### Requirements
Find all lines in the records that include the word "page", and copy them out.
════════
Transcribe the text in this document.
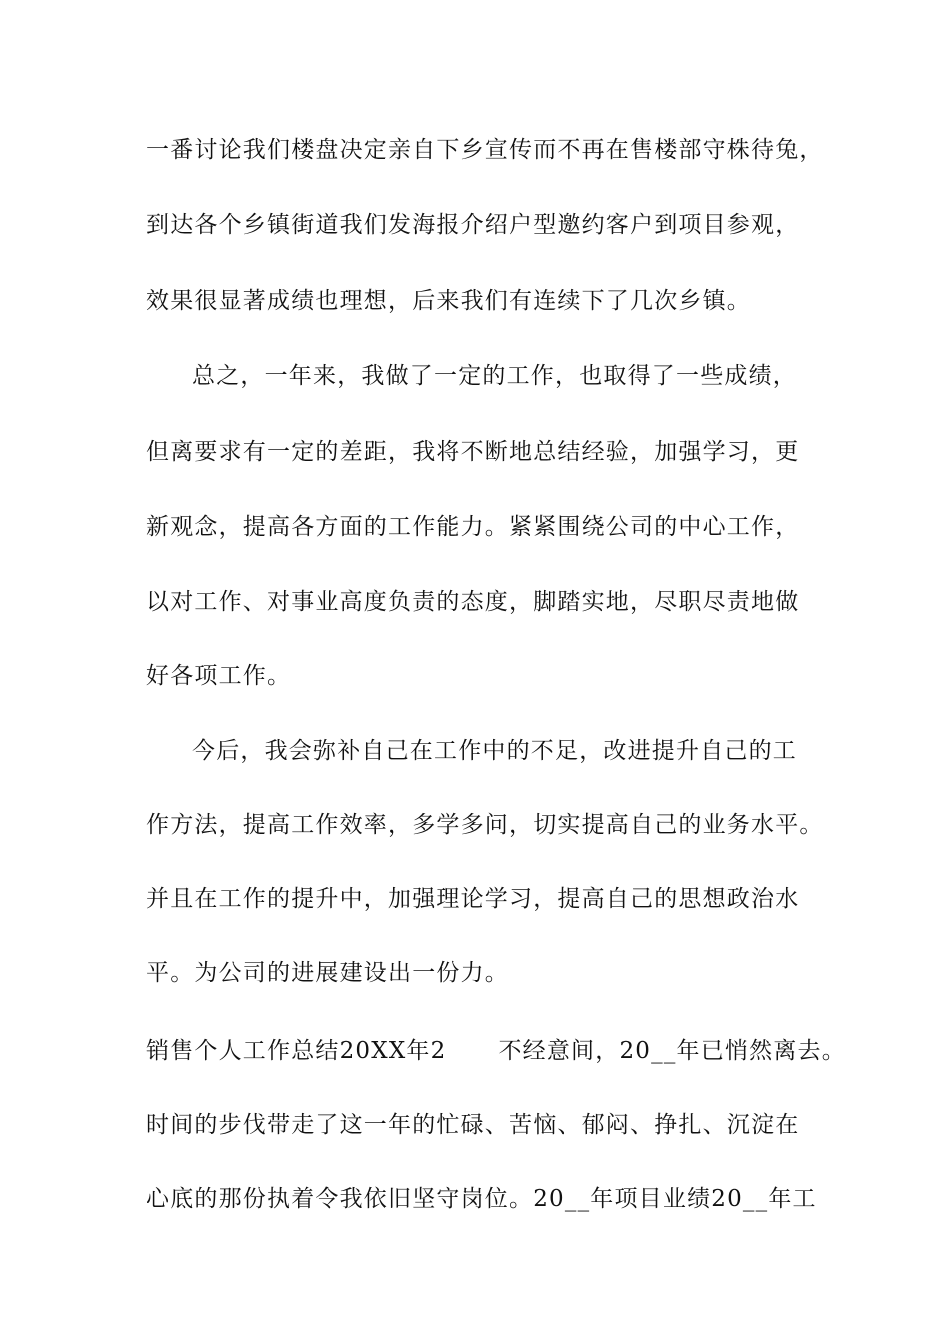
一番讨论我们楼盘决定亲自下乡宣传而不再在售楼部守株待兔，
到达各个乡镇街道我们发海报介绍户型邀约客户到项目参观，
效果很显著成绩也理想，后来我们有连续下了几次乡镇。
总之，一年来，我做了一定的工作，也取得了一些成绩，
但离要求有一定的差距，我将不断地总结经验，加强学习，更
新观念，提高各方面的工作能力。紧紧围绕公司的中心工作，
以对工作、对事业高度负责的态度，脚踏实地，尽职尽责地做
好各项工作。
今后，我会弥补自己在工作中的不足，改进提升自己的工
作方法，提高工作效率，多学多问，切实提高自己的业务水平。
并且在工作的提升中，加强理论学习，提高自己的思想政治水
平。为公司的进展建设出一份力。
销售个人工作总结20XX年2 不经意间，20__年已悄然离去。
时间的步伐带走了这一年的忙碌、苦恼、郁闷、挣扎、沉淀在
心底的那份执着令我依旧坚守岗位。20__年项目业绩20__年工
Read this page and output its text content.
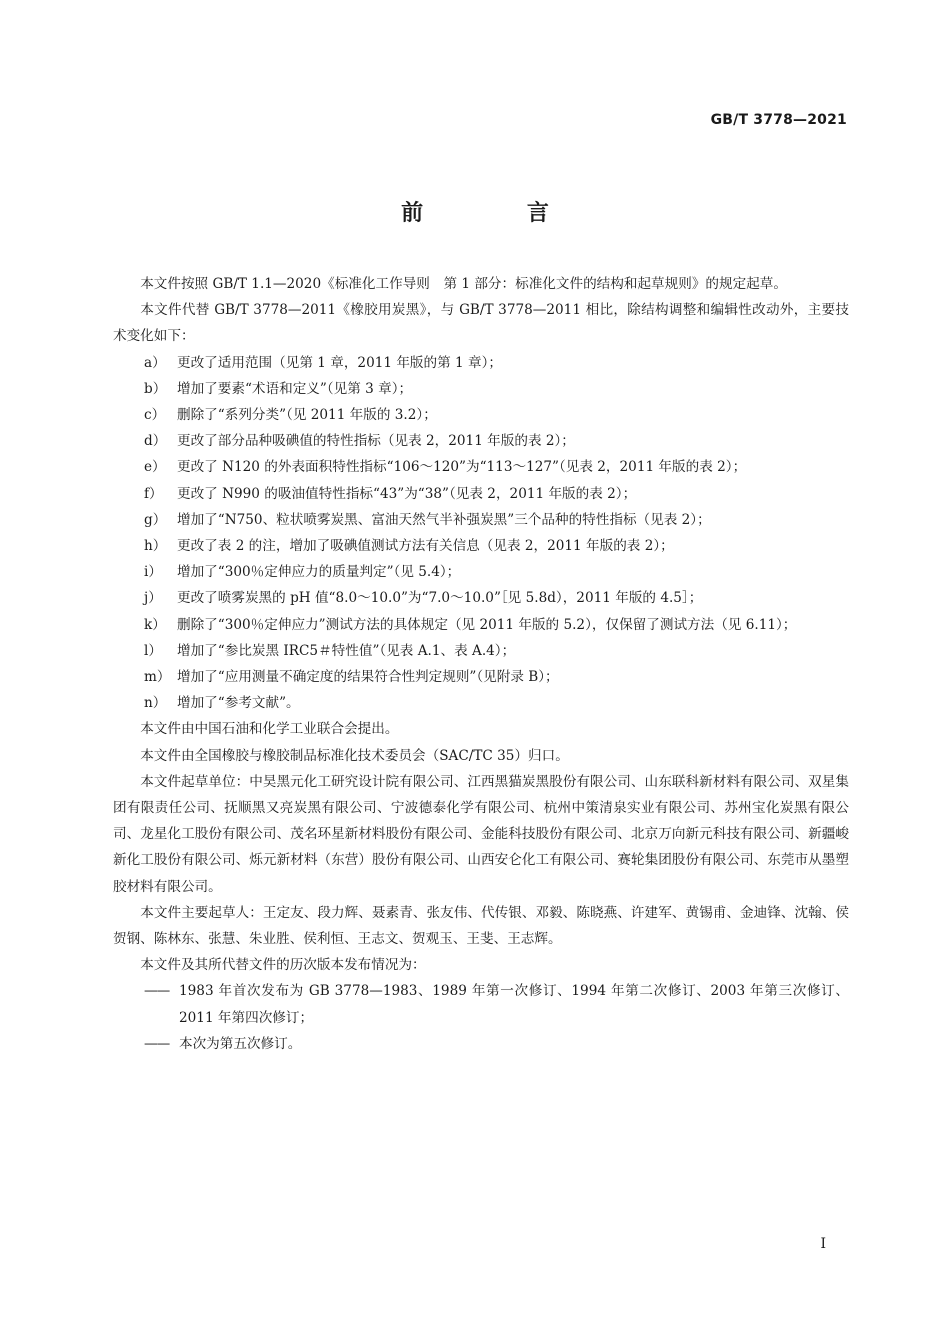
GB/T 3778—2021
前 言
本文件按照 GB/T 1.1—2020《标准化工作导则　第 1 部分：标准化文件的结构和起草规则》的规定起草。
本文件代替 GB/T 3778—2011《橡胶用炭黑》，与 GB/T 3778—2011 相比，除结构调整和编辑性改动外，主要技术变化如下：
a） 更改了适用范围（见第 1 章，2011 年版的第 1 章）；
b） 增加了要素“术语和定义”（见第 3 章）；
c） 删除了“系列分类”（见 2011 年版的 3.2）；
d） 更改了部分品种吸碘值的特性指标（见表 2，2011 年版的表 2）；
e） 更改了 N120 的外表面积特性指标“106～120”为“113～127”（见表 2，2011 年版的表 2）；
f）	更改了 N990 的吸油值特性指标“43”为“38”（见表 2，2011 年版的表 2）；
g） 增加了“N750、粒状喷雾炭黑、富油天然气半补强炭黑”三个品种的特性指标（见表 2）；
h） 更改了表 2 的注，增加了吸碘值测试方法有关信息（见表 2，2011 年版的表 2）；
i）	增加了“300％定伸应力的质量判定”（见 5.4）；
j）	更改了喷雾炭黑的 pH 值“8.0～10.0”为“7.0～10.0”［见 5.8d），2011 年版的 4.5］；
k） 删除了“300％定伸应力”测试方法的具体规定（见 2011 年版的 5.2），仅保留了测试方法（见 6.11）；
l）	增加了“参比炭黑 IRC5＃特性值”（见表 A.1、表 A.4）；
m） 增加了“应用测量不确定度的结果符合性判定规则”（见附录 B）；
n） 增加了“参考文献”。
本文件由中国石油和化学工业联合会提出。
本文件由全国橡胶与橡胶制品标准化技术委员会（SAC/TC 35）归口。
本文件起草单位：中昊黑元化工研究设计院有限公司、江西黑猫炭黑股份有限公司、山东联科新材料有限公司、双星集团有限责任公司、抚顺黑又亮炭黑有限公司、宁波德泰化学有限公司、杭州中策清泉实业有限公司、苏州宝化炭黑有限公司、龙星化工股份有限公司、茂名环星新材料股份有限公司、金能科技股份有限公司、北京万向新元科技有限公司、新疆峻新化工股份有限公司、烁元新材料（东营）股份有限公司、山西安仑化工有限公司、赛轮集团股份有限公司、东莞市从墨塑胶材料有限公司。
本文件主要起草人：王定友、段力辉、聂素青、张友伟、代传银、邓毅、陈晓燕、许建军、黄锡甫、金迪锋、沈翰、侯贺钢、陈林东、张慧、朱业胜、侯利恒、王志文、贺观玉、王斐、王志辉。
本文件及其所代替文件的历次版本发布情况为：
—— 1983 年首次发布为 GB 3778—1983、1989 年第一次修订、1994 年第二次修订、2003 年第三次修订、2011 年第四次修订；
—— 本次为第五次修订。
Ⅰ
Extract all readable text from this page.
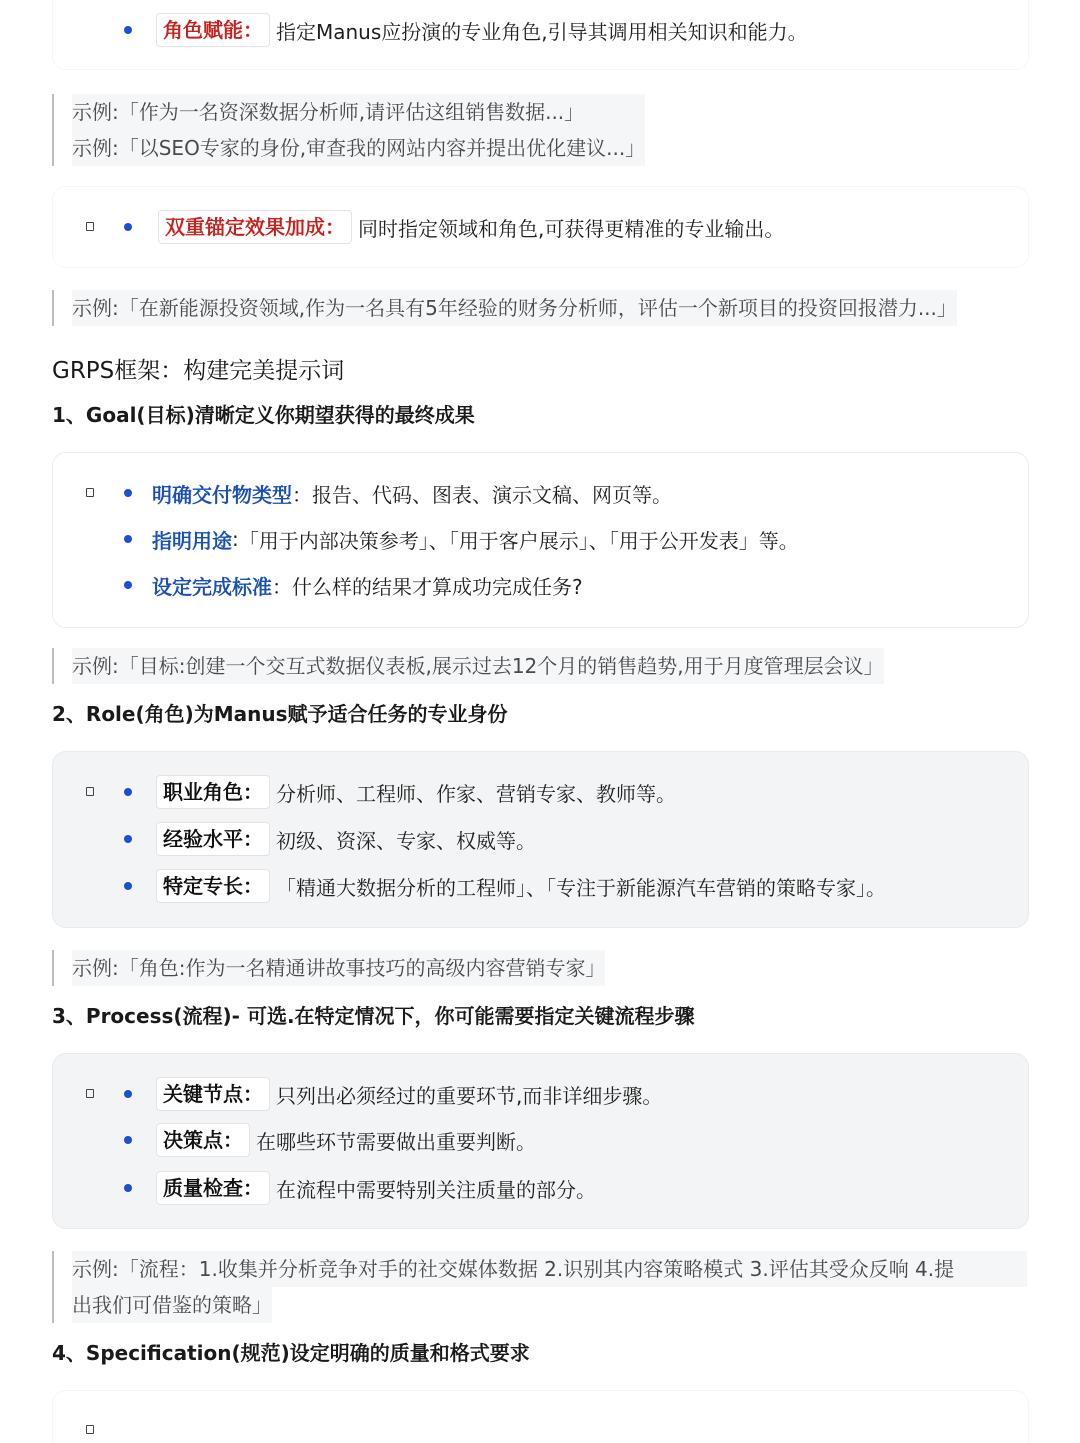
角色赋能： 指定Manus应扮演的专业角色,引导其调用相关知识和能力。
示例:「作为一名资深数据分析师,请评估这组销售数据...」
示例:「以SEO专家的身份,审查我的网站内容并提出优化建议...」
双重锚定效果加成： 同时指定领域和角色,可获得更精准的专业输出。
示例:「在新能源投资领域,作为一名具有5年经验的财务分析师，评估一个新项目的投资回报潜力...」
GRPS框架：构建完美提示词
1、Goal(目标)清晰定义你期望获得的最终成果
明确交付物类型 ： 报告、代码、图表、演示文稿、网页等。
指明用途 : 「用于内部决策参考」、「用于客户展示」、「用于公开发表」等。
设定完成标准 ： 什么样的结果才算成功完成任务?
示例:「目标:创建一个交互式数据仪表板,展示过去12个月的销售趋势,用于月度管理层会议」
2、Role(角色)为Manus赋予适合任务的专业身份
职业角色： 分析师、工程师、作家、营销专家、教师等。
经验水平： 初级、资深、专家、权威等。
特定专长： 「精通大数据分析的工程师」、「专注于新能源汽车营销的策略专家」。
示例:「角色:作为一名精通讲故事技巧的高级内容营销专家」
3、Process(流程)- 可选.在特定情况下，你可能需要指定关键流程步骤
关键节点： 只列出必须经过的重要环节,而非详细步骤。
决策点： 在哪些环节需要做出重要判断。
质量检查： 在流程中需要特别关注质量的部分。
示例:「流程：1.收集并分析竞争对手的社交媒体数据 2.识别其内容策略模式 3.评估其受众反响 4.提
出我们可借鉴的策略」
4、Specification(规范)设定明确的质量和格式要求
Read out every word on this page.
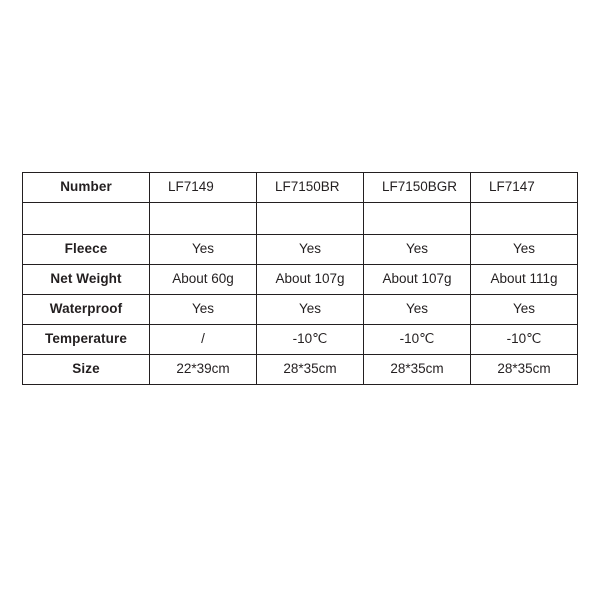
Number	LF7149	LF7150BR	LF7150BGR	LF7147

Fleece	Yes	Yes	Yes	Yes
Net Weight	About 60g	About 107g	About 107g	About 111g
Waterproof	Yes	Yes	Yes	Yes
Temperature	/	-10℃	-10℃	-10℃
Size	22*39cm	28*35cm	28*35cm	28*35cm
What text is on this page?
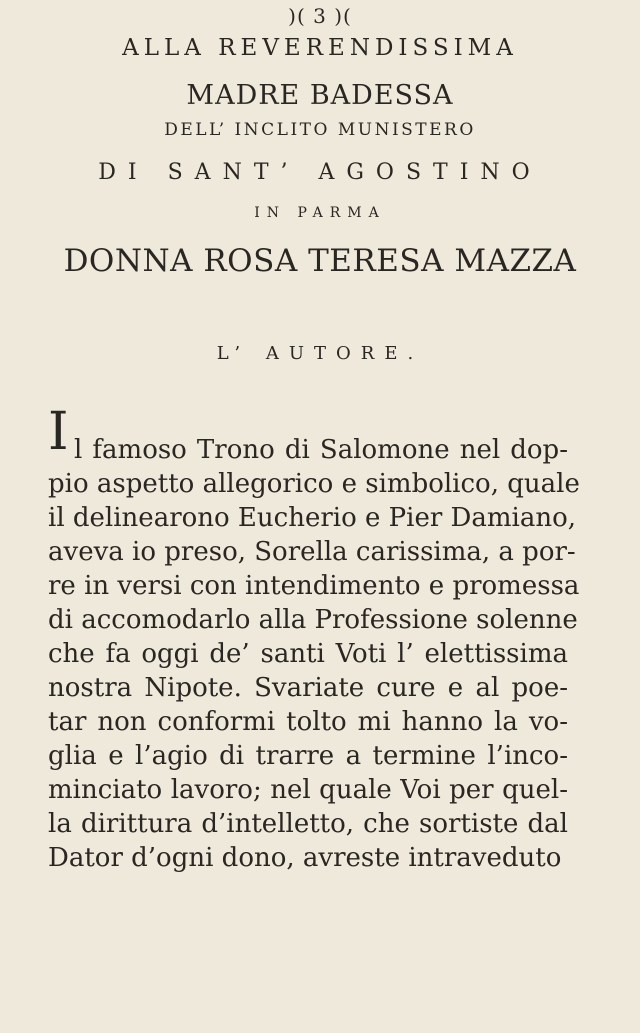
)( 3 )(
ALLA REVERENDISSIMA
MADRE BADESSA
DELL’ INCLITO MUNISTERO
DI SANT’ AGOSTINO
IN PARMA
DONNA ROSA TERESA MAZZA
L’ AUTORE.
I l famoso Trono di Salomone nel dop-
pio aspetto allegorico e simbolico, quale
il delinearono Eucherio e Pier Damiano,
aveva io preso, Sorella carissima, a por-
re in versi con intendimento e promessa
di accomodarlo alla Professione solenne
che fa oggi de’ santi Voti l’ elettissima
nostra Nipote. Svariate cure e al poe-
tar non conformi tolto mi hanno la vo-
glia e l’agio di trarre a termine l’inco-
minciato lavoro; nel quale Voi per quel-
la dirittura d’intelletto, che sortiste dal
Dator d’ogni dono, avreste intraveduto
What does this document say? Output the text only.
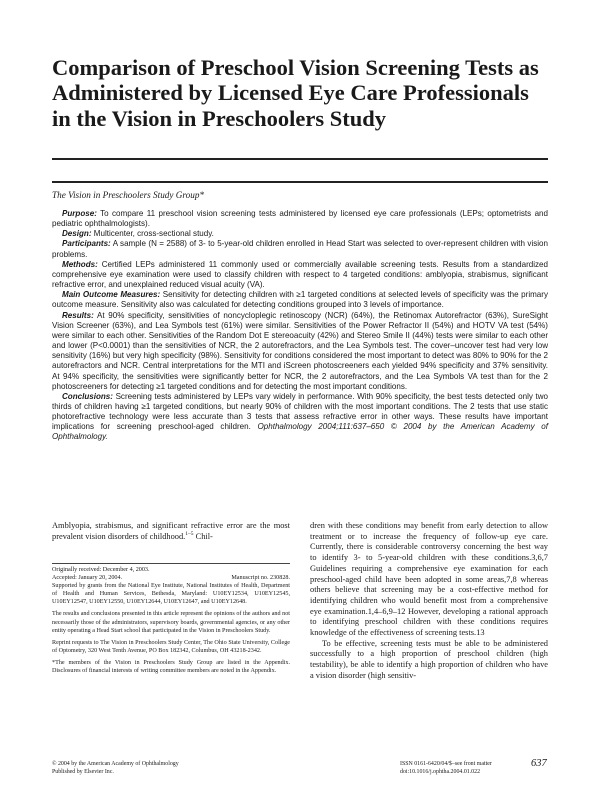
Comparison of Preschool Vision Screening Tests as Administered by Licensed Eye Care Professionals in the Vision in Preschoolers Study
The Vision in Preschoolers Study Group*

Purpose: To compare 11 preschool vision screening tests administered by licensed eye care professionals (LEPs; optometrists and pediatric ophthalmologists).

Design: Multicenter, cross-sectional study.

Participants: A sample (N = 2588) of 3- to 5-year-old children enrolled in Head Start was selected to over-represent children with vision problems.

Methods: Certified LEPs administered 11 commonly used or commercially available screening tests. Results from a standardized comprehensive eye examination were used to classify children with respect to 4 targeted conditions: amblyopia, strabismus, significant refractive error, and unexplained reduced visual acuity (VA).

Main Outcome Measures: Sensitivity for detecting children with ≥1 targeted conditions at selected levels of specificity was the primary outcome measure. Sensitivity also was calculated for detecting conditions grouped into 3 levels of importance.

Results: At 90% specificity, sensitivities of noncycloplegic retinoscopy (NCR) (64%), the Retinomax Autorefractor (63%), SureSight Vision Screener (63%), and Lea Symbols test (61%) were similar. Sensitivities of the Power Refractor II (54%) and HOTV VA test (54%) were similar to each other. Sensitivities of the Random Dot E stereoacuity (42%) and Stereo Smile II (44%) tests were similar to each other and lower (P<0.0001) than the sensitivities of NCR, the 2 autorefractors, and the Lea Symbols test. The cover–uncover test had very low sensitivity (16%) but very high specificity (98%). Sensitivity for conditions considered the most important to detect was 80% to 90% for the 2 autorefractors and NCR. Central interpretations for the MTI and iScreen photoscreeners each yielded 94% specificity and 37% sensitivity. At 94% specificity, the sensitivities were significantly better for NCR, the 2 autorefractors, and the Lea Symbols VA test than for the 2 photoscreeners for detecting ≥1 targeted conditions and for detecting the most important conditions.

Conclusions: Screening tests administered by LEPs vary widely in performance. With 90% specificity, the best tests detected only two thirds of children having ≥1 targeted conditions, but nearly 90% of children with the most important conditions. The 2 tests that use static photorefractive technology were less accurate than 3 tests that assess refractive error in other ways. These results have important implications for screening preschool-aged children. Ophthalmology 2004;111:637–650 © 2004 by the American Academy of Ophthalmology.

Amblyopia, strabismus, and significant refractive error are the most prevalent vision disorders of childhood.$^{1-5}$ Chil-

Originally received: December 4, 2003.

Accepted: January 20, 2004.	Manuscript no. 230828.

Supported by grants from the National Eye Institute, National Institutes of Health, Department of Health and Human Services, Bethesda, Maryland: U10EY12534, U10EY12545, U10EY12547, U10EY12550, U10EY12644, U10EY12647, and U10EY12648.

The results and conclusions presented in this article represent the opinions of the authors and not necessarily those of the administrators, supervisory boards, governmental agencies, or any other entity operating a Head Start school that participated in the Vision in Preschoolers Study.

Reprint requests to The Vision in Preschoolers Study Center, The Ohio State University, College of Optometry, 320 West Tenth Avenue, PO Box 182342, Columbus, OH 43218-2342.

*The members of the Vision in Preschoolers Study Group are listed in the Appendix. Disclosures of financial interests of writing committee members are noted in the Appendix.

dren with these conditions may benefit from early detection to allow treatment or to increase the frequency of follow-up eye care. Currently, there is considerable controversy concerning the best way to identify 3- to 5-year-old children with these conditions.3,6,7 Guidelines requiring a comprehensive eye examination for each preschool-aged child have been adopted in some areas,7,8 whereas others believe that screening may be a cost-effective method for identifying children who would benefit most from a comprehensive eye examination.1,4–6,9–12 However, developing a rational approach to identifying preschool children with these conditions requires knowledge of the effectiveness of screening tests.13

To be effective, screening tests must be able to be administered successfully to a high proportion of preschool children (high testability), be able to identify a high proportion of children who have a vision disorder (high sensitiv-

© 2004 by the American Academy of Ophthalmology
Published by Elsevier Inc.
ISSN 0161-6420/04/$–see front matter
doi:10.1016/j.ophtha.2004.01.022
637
════════
### Answer in full
Read this page and output its text content.
Extract all readable text from this page.
Read out every word on this page.
What text is on this page?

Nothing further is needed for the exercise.